REQUEST
Please quote the listing below word for word, keeping every line in its original order.

[Region boundary data]

—————

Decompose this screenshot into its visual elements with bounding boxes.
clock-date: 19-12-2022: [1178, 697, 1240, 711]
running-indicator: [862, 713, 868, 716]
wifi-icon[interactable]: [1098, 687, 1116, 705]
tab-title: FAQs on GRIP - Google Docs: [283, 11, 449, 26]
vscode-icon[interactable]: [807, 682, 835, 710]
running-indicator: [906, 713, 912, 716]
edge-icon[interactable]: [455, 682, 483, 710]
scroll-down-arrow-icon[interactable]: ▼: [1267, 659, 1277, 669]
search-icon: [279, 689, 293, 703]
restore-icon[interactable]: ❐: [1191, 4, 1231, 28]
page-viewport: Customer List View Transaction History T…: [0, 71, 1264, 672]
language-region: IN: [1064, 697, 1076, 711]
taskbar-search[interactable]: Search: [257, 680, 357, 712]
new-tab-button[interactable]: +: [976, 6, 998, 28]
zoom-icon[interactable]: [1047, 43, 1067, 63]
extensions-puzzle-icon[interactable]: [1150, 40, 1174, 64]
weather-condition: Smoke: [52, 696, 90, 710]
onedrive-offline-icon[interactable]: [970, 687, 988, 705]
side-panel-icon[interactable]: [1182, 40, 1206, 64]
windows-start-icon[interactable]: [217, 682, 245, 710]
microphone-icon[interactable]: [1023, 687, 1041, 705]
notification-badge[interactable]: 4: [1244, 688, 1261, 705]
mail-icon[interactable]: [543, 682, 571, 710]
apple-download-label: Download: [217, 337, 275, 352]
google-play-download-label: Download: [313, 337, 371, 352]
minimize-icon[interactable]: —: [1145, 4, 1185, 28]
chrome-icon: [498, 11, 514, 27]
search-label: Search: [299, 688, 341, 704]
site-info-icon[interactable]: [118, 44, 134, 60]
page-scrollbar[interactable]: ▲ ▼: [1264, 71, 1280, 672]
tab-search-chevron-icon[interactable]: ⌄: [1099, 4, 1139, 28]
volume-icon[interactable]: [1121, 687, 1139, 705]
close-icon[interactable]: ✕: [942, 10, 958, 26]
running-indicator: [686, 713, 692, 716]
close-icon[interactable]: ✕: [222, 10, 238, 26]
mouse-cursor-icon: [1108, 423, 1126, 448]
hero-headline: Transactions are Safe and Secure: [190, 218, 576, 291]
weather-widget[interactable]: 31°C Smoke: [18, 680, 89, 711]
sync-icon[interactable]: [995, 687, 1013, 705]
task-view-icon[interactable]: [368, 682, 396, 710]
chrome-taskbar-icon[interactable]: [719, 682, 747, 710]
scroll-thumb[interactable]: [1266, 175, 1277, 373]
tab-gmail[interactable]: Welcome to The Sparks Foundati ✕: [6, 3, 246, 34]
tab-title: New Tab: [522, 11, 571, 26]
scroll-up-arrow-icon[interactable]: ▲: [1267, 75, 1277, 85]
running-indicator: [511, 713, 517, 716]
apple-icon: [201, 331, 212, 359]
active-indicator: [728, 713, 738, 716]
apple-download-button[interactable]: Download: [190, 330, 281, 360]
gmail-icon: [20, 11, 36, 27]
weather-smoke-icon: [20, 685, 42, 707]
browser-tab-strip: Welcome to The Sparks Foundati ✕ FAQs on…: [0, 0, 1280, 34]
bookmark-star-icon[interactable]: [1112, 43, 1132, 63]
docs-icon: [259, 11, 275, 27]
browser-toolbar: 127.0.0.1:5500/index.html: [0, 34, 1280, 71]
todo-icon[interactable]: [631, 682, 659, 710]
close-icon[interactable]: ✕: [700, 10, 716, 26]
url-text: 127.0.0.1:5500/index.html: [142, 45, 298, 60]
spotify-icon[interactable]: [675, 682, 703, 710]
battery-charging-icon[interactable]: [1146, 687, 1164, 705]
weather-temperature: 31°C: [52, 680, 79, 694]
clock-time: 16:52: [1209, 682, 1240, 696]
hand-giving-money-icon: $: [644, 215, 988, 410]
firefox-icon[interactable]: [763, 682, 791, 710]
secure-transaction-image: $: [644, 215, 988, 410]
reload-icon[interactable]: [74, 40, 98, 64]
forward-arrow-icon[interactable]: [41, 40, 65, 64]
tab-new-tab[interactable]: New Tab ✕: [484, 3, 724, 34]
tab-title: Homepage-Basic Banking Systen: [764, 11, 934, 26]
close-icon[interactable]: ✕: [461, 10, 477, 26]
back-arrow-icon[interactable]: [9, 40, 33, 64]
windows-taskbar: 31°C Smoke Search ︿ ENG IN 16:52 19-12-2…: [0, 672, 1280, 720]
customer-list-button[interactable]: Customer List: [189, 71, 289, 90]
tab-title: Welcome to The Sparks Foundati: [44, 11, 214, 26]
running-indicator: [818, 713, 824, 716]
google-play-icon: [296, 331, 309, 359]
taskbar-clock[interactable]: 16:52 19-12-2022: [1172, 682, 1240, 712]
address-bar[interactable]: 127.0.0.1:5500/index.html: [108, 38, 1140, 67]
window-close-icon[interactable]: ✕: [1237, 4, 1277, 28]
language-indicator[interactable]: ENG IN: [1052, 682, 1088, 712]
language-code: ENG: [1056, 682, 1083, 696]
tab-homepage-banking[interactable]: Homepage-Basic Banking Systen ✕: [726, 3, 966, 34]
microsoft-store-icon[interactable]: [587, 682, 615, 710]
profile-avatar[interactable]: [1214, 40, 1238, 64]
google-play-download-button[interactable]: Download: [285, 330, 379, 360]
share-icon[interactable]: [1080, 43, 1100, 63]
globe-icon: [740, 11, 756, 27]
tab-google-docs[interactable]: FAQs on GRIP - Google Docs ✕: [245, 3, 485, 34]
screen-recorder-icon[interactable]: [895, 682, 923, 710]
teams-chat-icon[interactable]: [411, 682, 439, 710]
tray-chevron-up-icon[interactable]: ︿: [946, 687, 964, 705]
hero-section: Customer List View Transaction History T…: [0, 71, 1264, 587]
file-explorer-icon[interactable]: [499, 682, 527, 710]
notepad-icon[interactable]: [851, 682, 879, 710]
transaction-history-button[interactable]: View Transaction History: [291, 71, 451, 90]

—————

ANSWER TO THIS TASK
Decompose this screenshot into its visual elements with bounding boxes.
clock-date: 19-12-2022: [1178, 697, 1240, 711]
running-indicator: [862, 713, 868, 716]
wifi-icon[interactable]: [1098, 687, 1116, 705]
tab-title: FAQs on GRIP - Google Docs: [283, 11, 449, 26]
vscode-icon[interactable]: [807, 682, 835, 710]
running-indicator: [906, 713, 912, 716]
edge-icon[interactable]: [455, 682, 483, 710]
scroll-down-arrow-icon[interactable]: ▼: [1267, 659, 1277, 669]
search-icon: [279, 689, 293, 703]
restore-icon[interactable]: ❐: [1191, 4, 1231, 28]
page-viewport: Customer List View Transaction History T…: [0, 71, 1264, 672]
language-region: IN: [1064, 697, 1076, 711]
taskbar-search[interactable]: Search: [257, 680, 357, 712]
new-tab-button[interactable]: +: [976, 6, 998, 28]
zoom-icon[interactable]: [1047, 43, 1067, 63]
extensions-puzzle-icon[interactable]: [1150, 40, 1174, 64]
weather-condition: Smoke: [52, 696, 90, 710]
onedrive-offline-icon[interactable]: [970, 687, 988, 705]
side-panel-icon[interactable]: [1182, 40, 1206, 64]
windows-start-icon[interactable]: [217, 682, 245, 710]
microphone-icon[interactable]: [1023, 687, 1041, 705]
notification-badge[interactable]: 4: [1244, 688, 1261, 705]
mail-icon[interactable]: [543, 682, 571, 710]
apple-download-label: Download: [217, 337, 275, 352]
google-play-download-label: Download: [313, 337, 371, 352]
minimize-icon[interactable]: —: [1145, 4, 1185, 28]
chrome-icon: [498, 11, 514, 27]
search-label: Search: [299, 688, 341, 704]
site-info-icon[interactable]: [118, 44, 134, 60]
page-scrollbar[interactable]: ▲ ▼: [1264, 71, 1280, 672]
tab-search-chevron-icon[interactable]: ⌄: [1099, 4, 1139, 28]
volume-icon[interactable]: [1121, 687, 1139, 705]
close-icon[interactable]: ✕: [942, 10, 958, 26]
running-indicator: [686, 713, 692, 716]
close-icon[interactable]: ✕: [222, 10, 238, 26]
mouse-cursor-icon: [1108, 423, 1126, 448]
hero-headline: Transactions are Safe and Secure: [190, 218, 576, 291]
weather-widget[interactable]: 31°C Smoke: [18, 680, 89, 711]
sync-icon[interactable]: [995, 687, 1013, 705]
task-view-icon[interactable]: [368, 682, 396, 710]
chrome-taskbar-icon[interactable]: [719, 682, 747, 710]
scroll-thumb[interactable]: [1266, 175, 1277, 373]
tab-gmail[interactable]: Welcome to The Sparks Foundati ✕: [6, 3, 246, 34]
tab-title: New Tab: [522, 11, 571, 26]
scroll-up-arrow-icon[interactable]: ▲: [1267, 75, 1277, 85]
running-indicator: [511, 713, 517, 716]
apple-icon: [201, 331, 212, 359]
active-indicator: [728, 713, 738, 716]
apple-download-button[interactable]: Download: [190, 330, 281, 360]
gmail-icon: [20, 11, 36, 27]
weather-smoke-icon: [20, 685, 42, 707]
browser-tab-strip: Welcome to The Sparks Foundati ✕ FAQs on…: [0, 0, 1280, 34]
bookmark-star-icon[interactable]: [1112, 43, 1132, 63]
docs-icon: [259, 11, 275, 27]
browser-toolbar: 127.0.0.1:5500/index.html: [0, 34, 1280, 71]
todo-icon[interactable]: [631, 682, 659, 710]
close-icon[interactable]: ✕: [700, 10, 716, 26]
url-text: 127.0.0.1:5500/index.html: [142, 45, 298, 60]
spotify-icon[interactable]: [675, 682, 703, 710]
battery-charging-icon[interactable]: [1146, 687, 1164, 705]
weather-temperature: 31°C: [52, 680, 79, 694]
clock-time: 16:52: [1209, 682, 1240, 696]
hand-giving-money-icon: $: [644, 215, 988, 410]
firefox-icon[interactable]: [763, 682, 791, 710]
secure-transaction-image: $: [644, 215, 988, 410]
reload-icon[interactable]: [74, 40, 98, 64]
forward-arrow-icon[interactable]: [41, 40, 65, 64]
tab-new-tab[interactable]: New Tab ✕: [484, 3, 724, 34]
tab-title: Homepage-Basic Banking Systen: [764, 11, 934, 26]
close-icon[interactable]: ✕: [461, 10, 477, 26]
back-arrow-icon[interactable]: [9, 40, 33, 64]
windows-taskbar: 31°C Smoke Search ︿ ENG IN 16:52 19-12-2…: [0, 672, 1280, 720]
customer-list-button[interactable]: Customer List: [189, 71, 289, 90]
tab-title: Welcome to The Sparks Foundati: [44, 11, 214, 26]
running-indicator: [818, 713, 824, 716]
google-play-icon: [296, 331, 309, 359]
taskbar-clock[interactable]: 16:52 19-12-2022: [1172, 682, 1240, 712]
address-bar[interactable]: 127.0.0.1:5500/index.html: [108, 38, 1140, 67]
window-close-icon[interactable]: ✕: [1237, 4, 1277, 28]
language-indicator[interactable]: ENG IN: [1052, 682, 1088, 712]
language-code: ENG: [1056, 682, 1083, 696]
tab-homepage-banking[interactable]: Homepage-Basic Banking Systen ✕: [726, 3, 966, 34]
microsoft-store-icon[interactable]: [587, 682, 615, 710]
profile-avatar[interactable]: [1214, 40, 1238, 64]
google-play-download-button[interactable]: Download: [285, 330, 379, 360]
share-icon[interactable]: [1080, 43, 1100, 63]
globe-icon: [740, 11, 756, 27]
tab-google-docs[interactable]: FAQs on GRIP - Google Docs ✕: [245, 3, 485, 34]
screen-recorder-icon[interactable]: [895, 682, 923, 710]
teams-chat-icon[interactable]: [411, 682, 439, 710]
tray-chevron-up-icon[interactable]: ︿: [946, 687, 964, 705]
hero-section: Customer List View Transaction History T…: [0, 71, 1264, 587]
file-explorer-icon[interactable]: [499, 682, 527, 710]
notepad-icon[interactable]: [851, 682, 879, 710]
transaction-history-button[interactable]: View Transaction History: [291, 71, 451, 90]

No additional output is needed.